DOCUMENT EXCERPT —
* * *

# Green Pythons recovered from poachers by Qld Wildlife Officers.



## GBWhite (Feb 26, 2016)

http://statements.qld.gov.au/Statem...red-in-cape-york-peninsula-wildlife-operation


----------



## RoryBreaker (Feb 26, 2016)

Nice find George.

I was expecting a media outlet to break the story when I heard about this bust a couple of weeks ago.


----------



## BredliFreak (Feb 26, 2016)

Lol this time the tables turn, Aussies are being smuggled out of here instead of Indonesian GTPs being smuggled into here. By the price I'm assuming iron range?


----------



## Jackrabbit (Mar 13, 2016)

I notice none of the fines where anywhere near the max penalty!


----------



## Herpo (Mar 13, 2016)

* * *

EXTRACTED DATA —

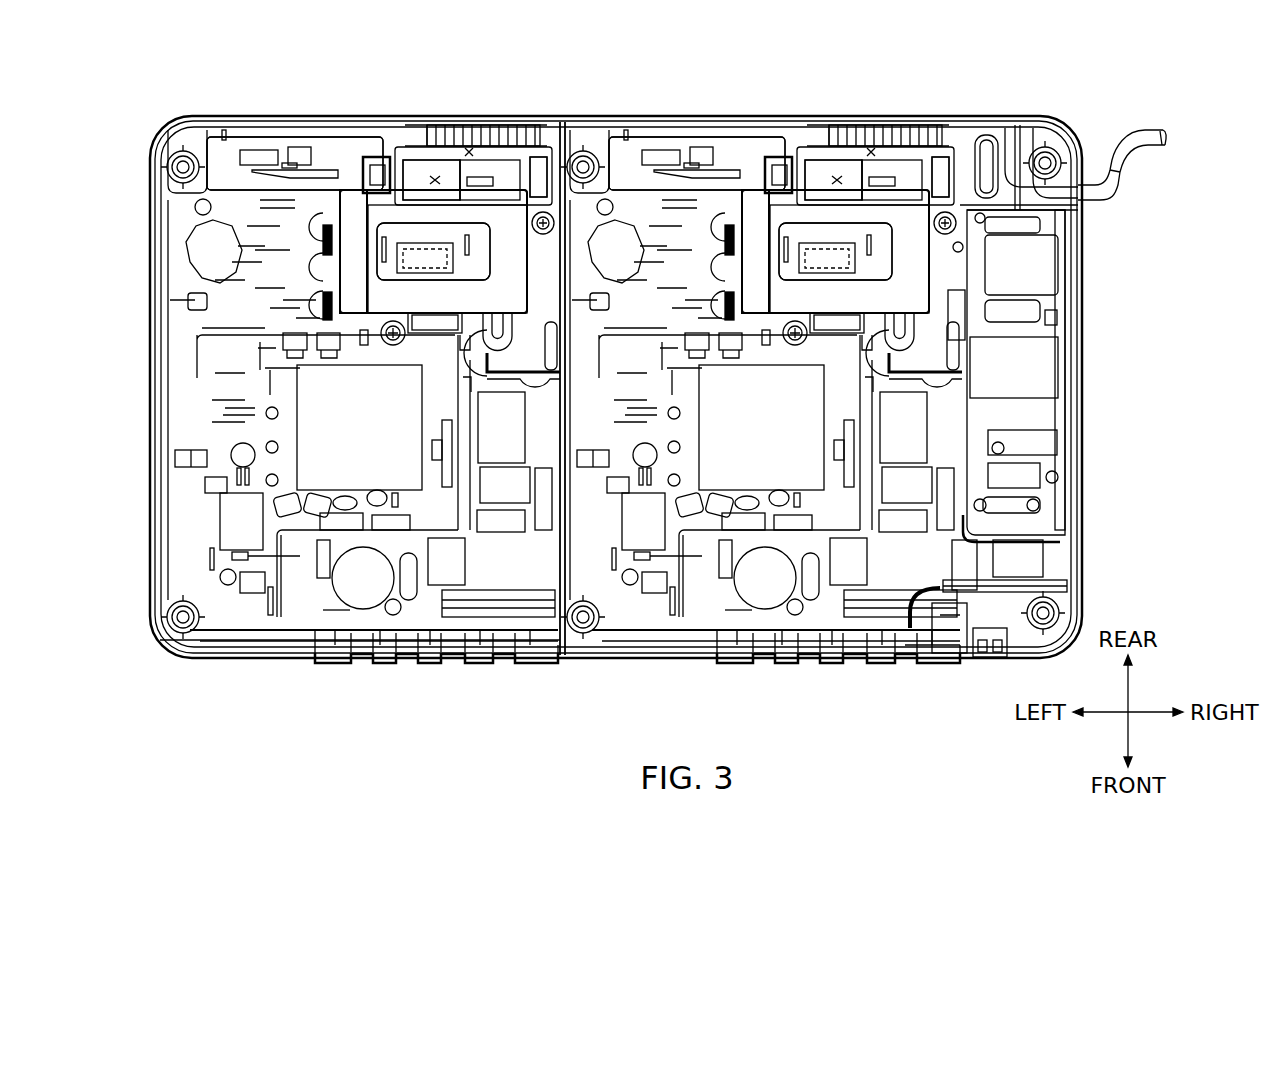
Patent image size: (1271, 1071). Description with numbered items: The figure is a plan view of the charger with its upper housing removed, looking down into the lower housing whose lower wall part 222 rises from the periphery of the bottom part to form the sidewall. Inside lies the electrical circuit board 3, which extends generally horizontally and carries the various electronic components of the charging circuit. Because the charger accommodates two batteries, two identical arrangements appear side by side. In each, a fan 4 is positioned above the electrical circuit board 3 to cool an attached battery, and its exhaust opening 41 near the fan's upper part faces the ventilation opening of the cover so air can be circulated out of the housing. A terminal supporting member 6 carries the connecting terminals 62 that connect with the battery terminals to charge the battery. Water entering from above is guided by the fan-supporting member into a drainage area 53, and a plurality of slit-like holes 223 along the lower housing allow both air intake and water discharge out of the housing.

The electrical circuit board 3 is at (233, 143).
The terminal supporting member 6 is at (365, 187).
The exhaust opening 41 is at (400, 230).
The drainage area 53 is at (435, 180).
The slit-like holes (orifices) 223 is at (530, 128).
The fan 4 is at (537, 165).
The connecting terminals 62 is at (378, 245).
The lower wall part 222 is at (245, 655).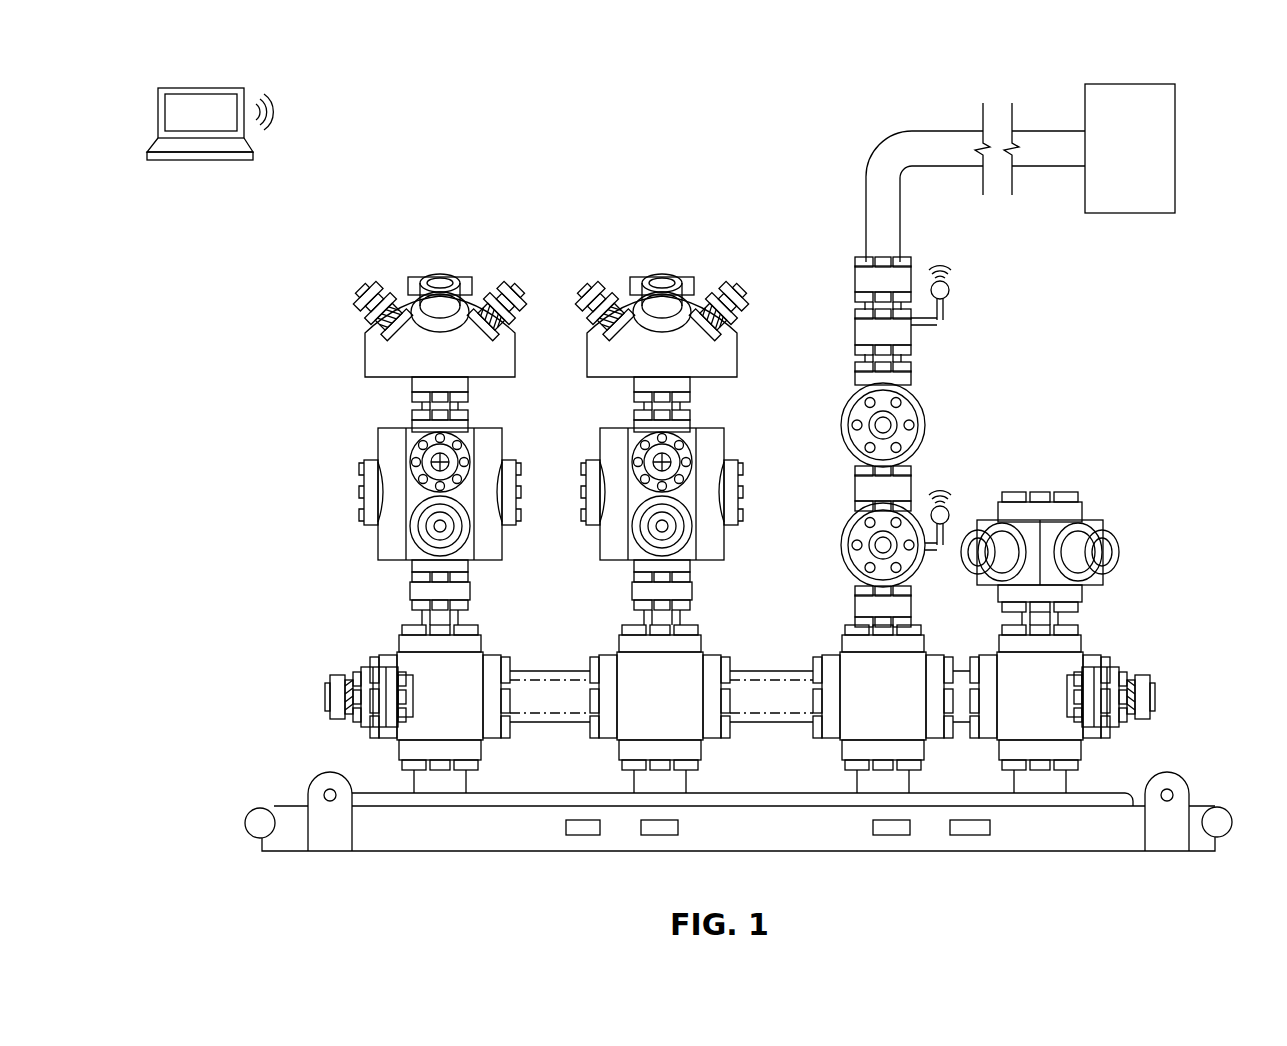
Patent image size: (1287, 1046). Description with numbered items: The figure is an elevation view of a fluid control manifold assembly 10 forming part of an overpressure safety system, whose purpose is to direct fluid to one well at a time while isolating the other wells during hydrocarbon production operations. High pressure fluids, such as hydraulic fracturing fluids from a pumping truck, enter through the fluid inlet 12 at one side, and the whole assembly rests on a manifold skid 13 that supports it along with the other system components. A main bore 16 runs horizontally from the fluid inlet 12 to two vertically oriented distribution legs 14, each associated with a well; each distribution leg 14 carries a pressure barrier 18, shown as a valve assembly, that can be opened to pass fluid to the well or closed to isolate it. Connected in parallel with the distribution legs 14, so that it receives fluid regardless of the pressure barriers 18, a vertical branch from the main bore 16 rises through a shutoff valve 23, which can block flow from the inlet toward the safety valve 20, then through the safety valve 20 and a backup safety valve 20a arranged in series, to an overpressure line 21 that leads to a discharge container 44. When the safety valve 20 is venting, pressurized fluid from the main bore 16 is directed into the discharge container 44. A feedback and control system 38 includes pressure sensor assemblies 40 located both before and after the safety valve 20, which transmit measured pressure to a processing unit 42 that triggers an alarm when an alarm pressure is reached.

The fluid control manifold assembly 10 is at (1142, 288).
The fluid inlet 12 is at (1137, 505).
The manifold skid 13 is at (490, 827).
The distribution leg 14 is at (495, 449).
The main bore 16 is at (752, 688).
The pressure barrier 18 is at (394, 538).
The safety valve 20 is at (936, 390).
The backup safety valve 20a is at (845, 355).
The overpressure line 21 is at (878, 160).
The shutoff valve 23 is at (840, 521).
The feedback and control system 38 is at (302, 92).
The pressure sensor assembly 40 is at (950, 290).
The processing unit 42 is at (240, 148).
The discharge container 44 is at (1165, 118).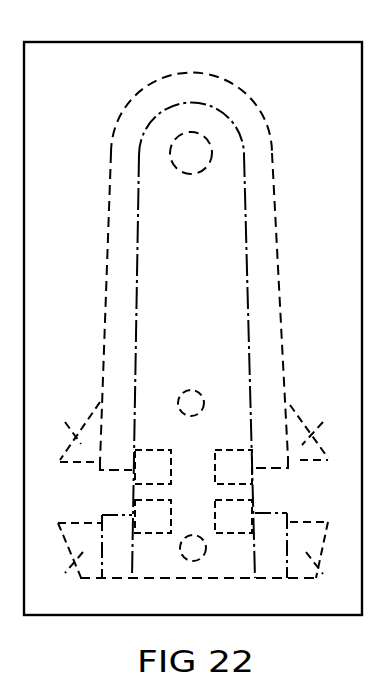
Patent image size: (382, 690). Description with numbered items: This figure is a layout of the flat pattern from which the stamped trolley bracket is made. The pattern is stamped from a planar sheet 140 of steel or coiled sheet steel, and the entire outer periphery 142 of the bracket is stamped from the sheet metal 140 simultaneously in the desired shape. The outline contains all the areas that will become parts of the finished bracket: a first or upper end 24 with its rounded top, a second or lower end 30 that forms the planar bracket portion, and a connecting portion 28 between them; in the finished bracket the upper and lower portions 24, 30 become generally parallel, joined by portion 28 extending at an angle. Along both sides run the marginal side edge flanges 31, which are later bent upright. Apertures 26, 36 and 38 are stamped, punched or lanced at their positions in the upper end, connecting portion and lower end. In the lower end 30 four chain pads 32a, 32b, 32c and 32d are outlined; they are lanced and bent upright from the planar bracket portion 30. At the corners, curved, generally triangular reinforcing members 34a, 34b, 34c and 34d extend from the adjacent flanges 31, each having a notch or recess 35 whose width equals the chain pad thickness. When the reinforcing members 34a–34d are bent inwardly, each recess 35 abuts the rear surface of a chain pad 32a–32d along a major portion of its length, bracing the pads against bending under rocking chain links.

The planar sheet 140 is at (332, 67).
The outer periphery 142 is at (263, 140).
The marginal side edge flanges 31 is at (268, 270).
The first or upper end 24 is at (177, 235).
The connecting portion 28 is at (177, 335).
The aperture 26 is at (205, 175).
The aperture 36 is at (201, 391).
The aperture 38 is at (203, 555).
The second or lower end 30 is at (206, 465).
The chain pad 32a is at (248, 481).
The chain pad 32b is at (168, 481).
The chain pad 32c is at (168, 530).
The chain pad 32d is at (248, 530).
The reinforcing member 34a is at (318, 429).
The reinforcing member 34b is at (71, 430).
The reinforcing member 34c is at (61, 561).
The reinforcing member 34d is at (330, 561).
The notch or recess 35 is at (80, 463).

* * *

WHAT TO WORK ON —
1. Translate this sentence from the green python thread into Spanish: "I was expecting a media outlet to break the story when I heard about this bust a couple of weeks ago."
2. In the green python thread, what did Jackrabbit notice about the fines?
3. Carry on the forum thread about the poached green pythons from the point where it stops.
The listing has nothing to do with the forum thread about the poached green pythons.

OUTPUTS FOR THE TASKS —
1. Esperaba que algún medio de comunicación diera a conocer la noticia cuando me enteré de esta redada hace un par de semanas.

2. None of the fines were anywhere near the maximum penalty.

3.
This is sad. People constantly smuggling animals, often it ends with the animals being put down...


----------



## Waterrat (Mar 13, 2016)

BredliFreak said:


> Lol this time the tables turn, Aussies are being smuggled out of here instead of Indonesian GTPs being smuggled into here. By the price I'm assuming iron range?



Mate, where does it say they were smuggled out of Australia or there was such intent? They were "taken" not smuggled.


----------



## BredliFreak (Mar 13, 2016)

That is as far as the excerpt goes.